▶ _THE TASK_
Select each line where the word "usuario" appears.

▶ _MATERIAL PROVIDED_
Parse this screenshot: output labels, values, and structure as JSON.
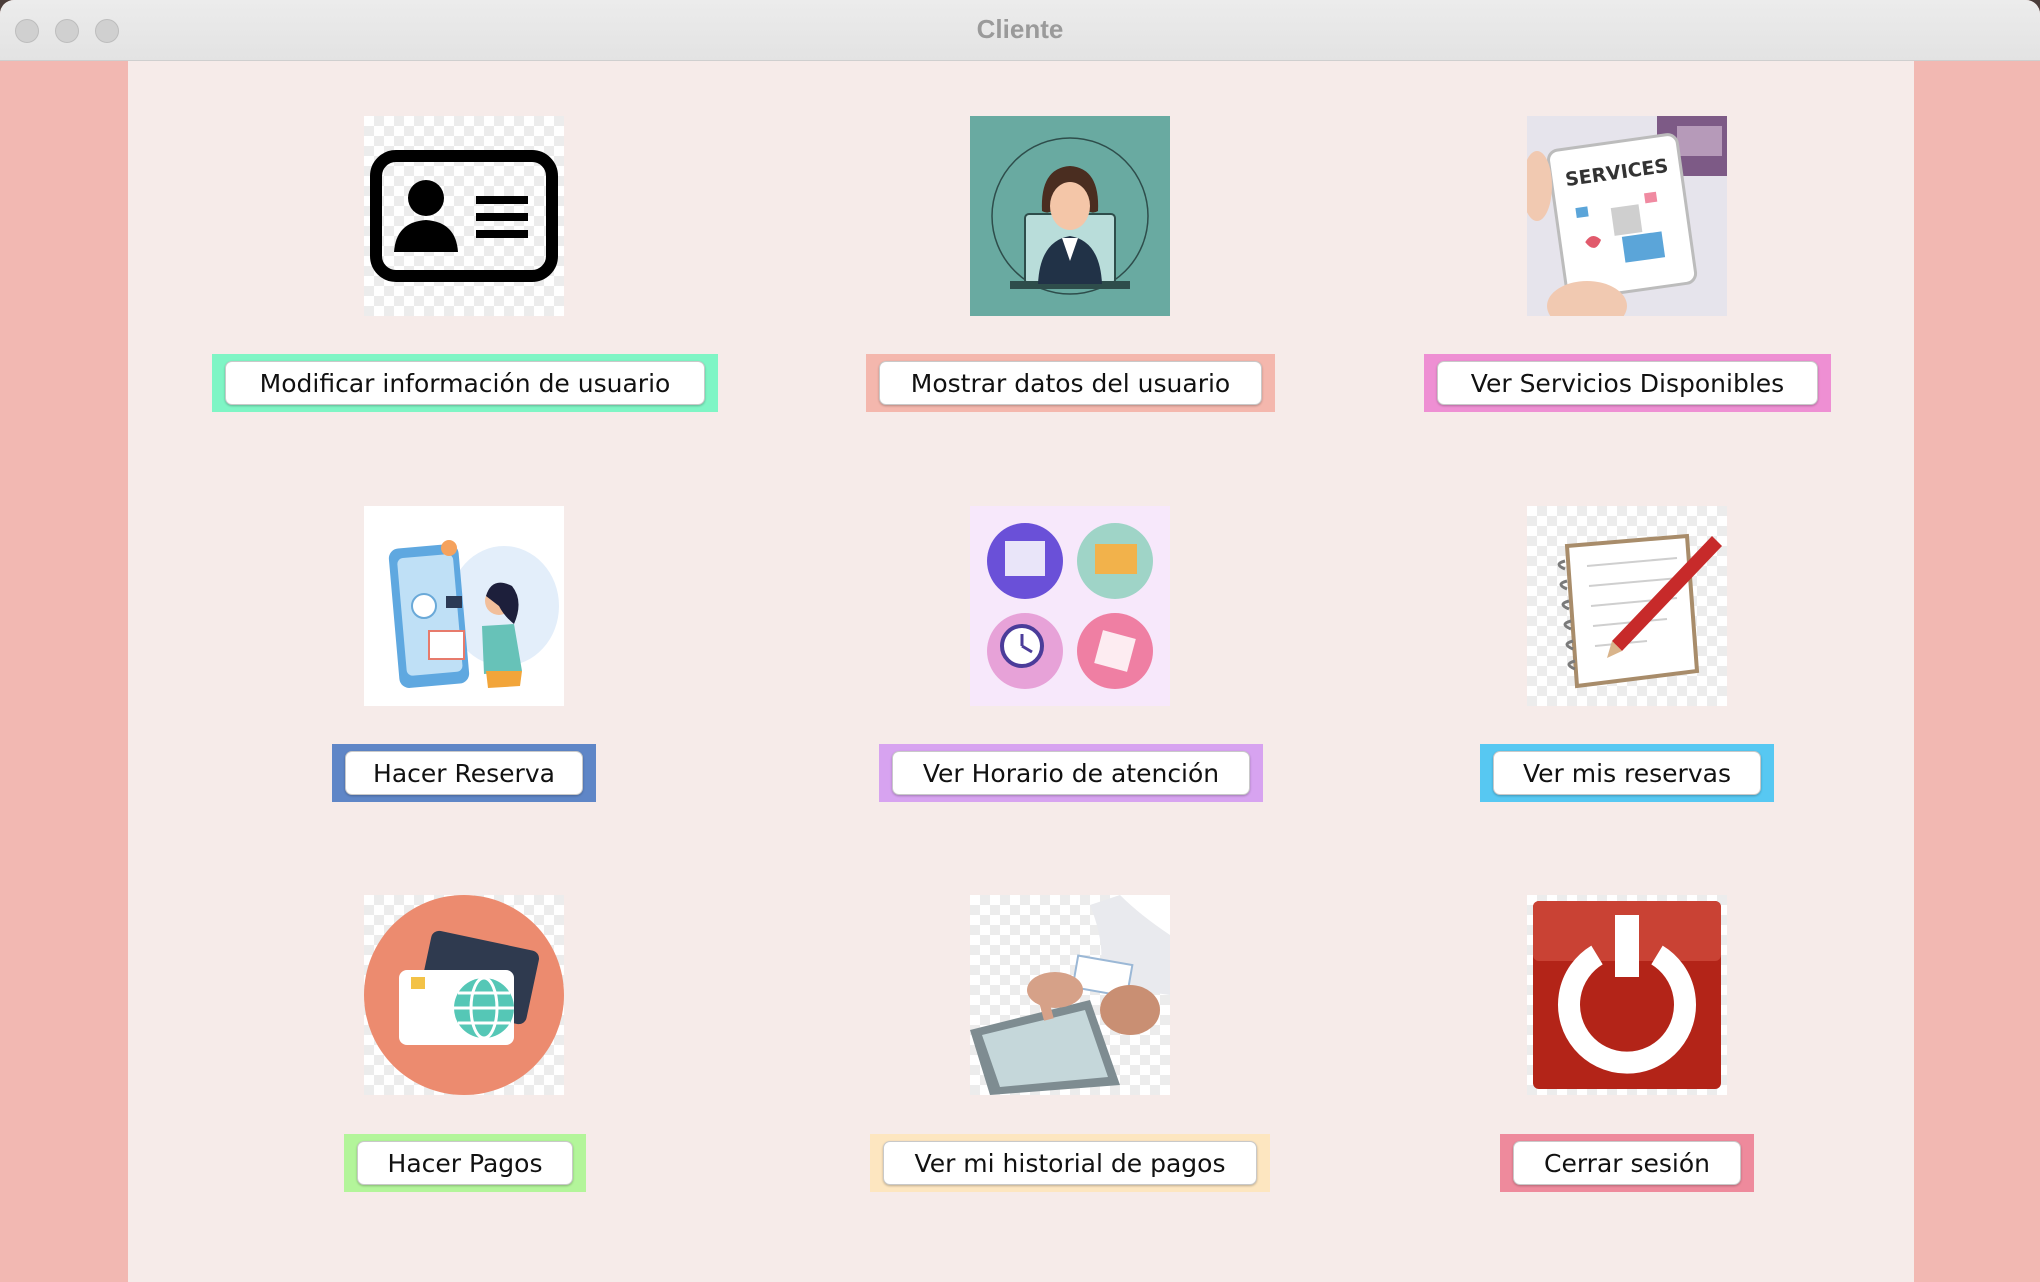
{
  "window": {
    "title": "Cliente"
  },
  "colors": {
    "side_bg": "#f2b8b2",
    "panel_bg": "#f6ebe9"
  },
  "tiles": [
    {
      "label": "Modificar información de usuario",
      "frame_color": "#7ff5c5",
      "icon": "id-card-icon"
    },
    {
      "label": "Mostrar datos del usuario",
      "frame_color": "#f4b7ad",
      "icon": "user-avatar-icon"
    },
    {
      "label": "Ver Servicios Disponibles",
      "frame_color": "#ee8fd3",
      "icon": "services-tablet-icon"
    },
    {
      "label": "Hacer Reserva",
      "frame_color": "#5f86c7",
      "icon": "booking-phone-icon"
    },
    {
      "label": "Ver Horario de atención",
      "frame_color": "#d7a3f0",
      "icon": "schedule-circles-icon"
    },
    {
      "label": "Ver mis reservas",
      "frame_color": "#57c8f2",
      "icon": "notebook-pen-icon"
    },
    {
      "label": "Hacer Pagos",
      "frame_color": "#b3f59a",
      "icon": "credit-card-icon"
    },
    {
      "label": "Ver mi historial de pagos",
      "frame_color": "#fde6c0",
      "icon": "tablet-payment-icon"
    },
    {
      "label": "Cerrar sesión",
      "frame_color": "#ee8a9c",
      "icon": "power-icon"
    }
  ]
}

▶ _FINAL ANSWER_
      "label": "Modificar información de usuario",
      "label": "Mostrar datos del usuario",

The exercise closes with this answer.